— Begin STORED DATA —

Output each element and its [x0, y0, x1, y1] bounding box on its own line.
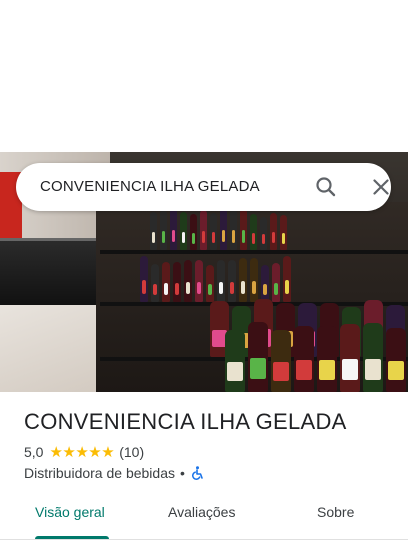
photo-bottle-label [296, 360, 312, 381]
photo-shelf-line [100, 250, 408, 254]
photo-bottle-label [252, 280, 256, 295]
rating-value: 5,0 [24, 444, 44, 460]
photo-bottle-label [319, 360, 335, 381]
search-query[interactable]: CONVENIENCIA ILHA GELADA [40, 178, 260, 195]
photo-bottle [225, 330, 245, 392]
photo-bottle-label [263, 284, 267, 296]
tab-bar: Visão geral Avaliações Sobre [0, 496, 408, 536]
photo-bottle [272, 263, 280, 302]
photo-bottle-label [202, 230, 205, 243]
photo-bottle [228, 260, 236, 302]
photo-bottle [271, 330, 291, 392]
photo-bottle-label [175, 282, 179, 295]
tab-about[interactable]: Sobre [317, 504, 354, 520]
photo-bottle [160, 210, 167, 250]
search-icon[interactable] [314, 175, 338, 199]
photo-bottle-label [197, 281, 201, 295]
photo-bottle [140, 256, 148, 302]
photo-bottle [280, 215, 287, 250]
photo-bottle-label [232, 230, 235, 243]
photo-bottle [184, 260, 192, 302]
photo-bottle-label [252, 232, 255, 244]
photo-bottle-label [153, 283, 157, 296]
photo-bottle [180, 212, 187, 250]
photo-bottle-label [272, 232, 275, 244]
category-row: Distribuidora de bebidas • [24, 465, 204, 481]
photo-bottle [240, 209, 247, 250]
photo-bottle [250, 258, 258, 302]
photo-bottle [270, 213, 277, 250]
photo-bottle [386, 328, 406, 392]
photo-bottle [195, 260, 203, 302]
photo-bottle [294, 326, 314, 392]
photo-bottle-label [222, 229, 225, 243]
photo-bottle-label [182, 231, 185, 244]
photo-bottle-label [273, 362, 289, 381]
photo-bottle [200, 210, 207, 250]
photo-bottle [150, 212, 157, 250]
tab-overview[interactable]: Visão geral [35, 504, 105, 520]
photo-bottle [230, 209, 237, 250]
photo-bottle [363, 323, 383, 392]
photo-bottle [170, 208, 177, 250]
photo-bottle [261, 265, 269, 302]
photo-bottle-label [152, 231, 155, 244]
photo-bottle [250, 214, 257, 250]
search-bar[interactable]: CONVENIENCIA ILHA GELADA [16, 163, 391, 211]
place-title: CONVENIENCIA ILHA GELADA [24, 409, 347, 434]
photo-bottle [217, 260, 225, 302]
photo-freezer [0, 238, 100, 305]
tabs-divider [0, 539, 408, 540]
photo-bottle-label [172, 229, 175, 243]
photo-bottle [239, 258, 247, 302]
photo-bottle-label [388, 361, 404, 381]
photo-bottle-label [164, 282, 168, 295]
photo-bottle-label [242, 230, 245, 243]
photo-bottle-label [212, 232, 215, 244]
photo-bottle [206, 265, 214, 302]
photo-bottle [210, 213, 217, 250]
photo-bottle [248, 322, 268, 392]
photo-bottle-label [142, 279, 146, 294]
photo-bottle-label [186, 281, 190, 295]
photo-bottle [151, 264, 159, 302]
photo-bottle-label [365, 358, 381, 380]
rating-row[interactable]: 5,0 ★★★★★ (10) [24, 443, 144, 461]
photo-bottle-label [230, 281, 234, 295]
photo-bottle [317, 326, 337, 392]
photo-bottle-label [241, 280, 245, 295]
photo-bottle [173, 262, 181, 302]
top-blank-area [0, 0, 408, 152]
photo-bottle-label [219, 281, 223, 295]
photo-bottle-label [192, 232, 195, 244]
tab-reviews[interactable]: Avaliações [168, 504, 235, 520]
photo-bottle-label [250, 358, 266, 380]
photo-bottle-label [208, 284, 212, 296]
review-count[interactable]: (10) [119, 444, 144, 460]
wheelchair-icon [190, 466, 204, 480]
separator-dot: • [179, 465, 185, 481]
photo-bottle [220, 208, 227, 250]
photo-bottle-label [162, 230, 165, 243]
photo-bottle-label [282, 233, 285, 244]
photo-bottle [162, 262, 170, 302]
photo-bottle-label [342, 359, 358, 380]
photo-bottle-label [285, 279, 289, 294]
place-category[interactable]: Distribuidora de bebidas [24, 465, 175, 481]
rating-stars: ★★★★★ [49, 444, 115, 461]
close-icon[interactable] [369, 175, 393, 199]
photo-bottle [190, 214, 197, 250]
photo-bottle-label [274, 283, 278, 295]
photo-bottle-label [227, 362, 243, 381]
photo-bottle [283, 256, 291, 302]
photo-bottle [260, 217, 267, 250]
photo-bottle [340, 324, 360, 392]
photo-bottle-label [262, 234, 265, 245]
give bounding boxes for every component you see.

— End STORED DATA —

OBJECTIVE ▸ Rewrite every line of the records above, renaming "photo-freezer" to "freezer-image" wherever it occurs and leaving everything else unchanged. Omit the picture placeholders from your answer.

ANSWER TO THIS TASK ▸
Output each element and its [x0, y0, x1, y1] bounding box on its own line.
photo-bottle-label [296, 360, 312, 381]
photo-shelf-line [100, 250, 408, 254]
photo-bottle-label [252, 280, 256, 295]
rating-value: 5,0 [24, 444, 44, 460]
photo-bottle-label [319, 360, 335, 381]
search-query[interactable]: CONVENIENCIA ILHA GELADA [40, 178, 260, 195]
photo-bottle [225, 330, 245, 392]
photo-bottle-label [263, 284, 267, 296]
tab-bar: Visão geral Avaliações Sobre [0, 496, 408, 536]
photo-bottle [272, 263, 280, 302]
photo-bottle-label [202, 230, 205, 243]
photo-bottle [228, 260, 236, 302]
photo-bottle [271, 330, 291, 392]
photo-bottle-label [175, 282, 179, 295]
tab-about[interactable]: Sobre [317, 504, 354, 520]
photo-bottle [160, 210, 167, 250]
search-icon[interactable] [314, 175, 338, 199]
photo-bottle-label [197, 281, 201, 295]
photo-bottle [140, 256, 148, 302]
photo-bottle [280, 215, 287, 250]
photo-bottle-label [232, 230, 235, 243]
photo-bottle [184, 260, 192, 302]
photo-bottle-label [252, 232, 255, 244]
photo-bottle-label [153, 283, 157, 296]
photo-bottle [180, 212, 187, 250]
photo-bottle-label [272, 232, 275, 244]
category-row: Distribuidora de bebidas • [24, 465, 204, 481]
photo-bottle [240, 209, 247, 250]
photo-bottle [250, 258, 258, 302]
photo-bottle [270, 213, 277, 250]
photo-bottle [386, 328, 406, 392]
photo-bottle [195, 260, 203, 302]
photo-bottle [294, 326, 314, 392]
photo-bottle-label [222, 229, 225, 243]
photo-bottle-label [182, 231, 185, 244]
photo-bottle-label [273, 362, 289, 381]
photo-bottle [200, 210, 207, 250]
photo-bottle [150, 212, 157, 250]
tab-overview[interactable]: Visão geral [35, 504, 105, 520]
photo-bottle [230, 209, 237, 250]
photo-bottle [363, 323, 383, 392]
photo-bottle [170, 208, 177, 250]
photo-bottle [261, 265, 269, 302]
photo-bottle-label [152, 231, 155, 244]
photo-bottle [250, 214, 257, 250]
search-bar[interactable]: CONVENIENCIA ILHA GELADA [16, 163, 391, 211]
place-title: CONVENIENCIA ILHA GELADA [24, 409, 347, 434]
photo-bottle [217, 260, 225, 302]
freezer-image [0, 238, 100, 305]
tabs-divider [0, 539, 408, 540]
photo-bottle-label [172, 229, 175, 243]
photo-bottle [239, 258, 247, 302]
photo-bottle-label [388, 361, 404, 381]
photo-bottle-label [164, 282, 168, 295]
photo-bottle-label [242, 230, 245, 243]
photo-bottle-label [212, 232, 215, 244]
photo-bottle [206, 265, 214, 302]
photo-bottle [210, 213, 217, 250]
photo-bottle [248, 322, 268, 392]
photo-bottle-label [142, 279, 146, 294]
photo-bottle-label [186, 281, 190, 295]
photo-bottle [151, 264, 159, 302]
photo-bottle-label [365, 358, 381, 380]
rating-row[interactable]: 5,0 ★★★★★ (10) [24, 443, 144, 461]
photo-bottle-label [230, 281, 234, 295]
photo-bottle [317, 326, 337, 392]
photo-bottle-label [241, 280, 245, 295]
photo-bottle [173, 262, 181, 302]
top-blank-area [0, 0, 408, 152]
photo-bottle-label [219, 281, 223, 295]
photo-bottle-label [192, 232, 195, 244]
tab-reviews[interactable]: Avaliações [168, 504, 235, 520]
photo-bottle-label [250, 358, 266, 380]
photo-bottle-label [208, 284, 212, 296]
review-count[interactable]: (10) [119, 444, 144, 460]
wheelchair-icon [190, 466, 204, 480]
separator-dot: • [179, 465, 185, 481]
photo-bottle [220, 208, 227, 250]
photo-bottle-label [162, 230, 165, 243]
photo-bottle-label [282, 233, 285, 244]
photo-bottle [162, 262, 170, 302]
photo-bottle-label [342, 359, 358, 380]
photo-bottle-label [285, 279, 289, 294]
place-category[interactable]: Distribuidora de bebidas [24, 465, 175, 481]
rating-stars: ★★★★★ [49, 444, 115, 461]
close-icon[interactable] [369, 175, 393, 199]
photo-bottle [190, 214, 197, 250]
photo-bottle-label [274, 283, 278, 295]
photo-bottle-label [227, 362, 243, 381]
photo-bottle [283, 256, 291, 302]
photo-bottle [260, 217, 267, 250]
photo-bottle [340, 324, 360, 392]
photo-bottle-label [262, 234, 265, 245]
give bounding boxes for every component you see.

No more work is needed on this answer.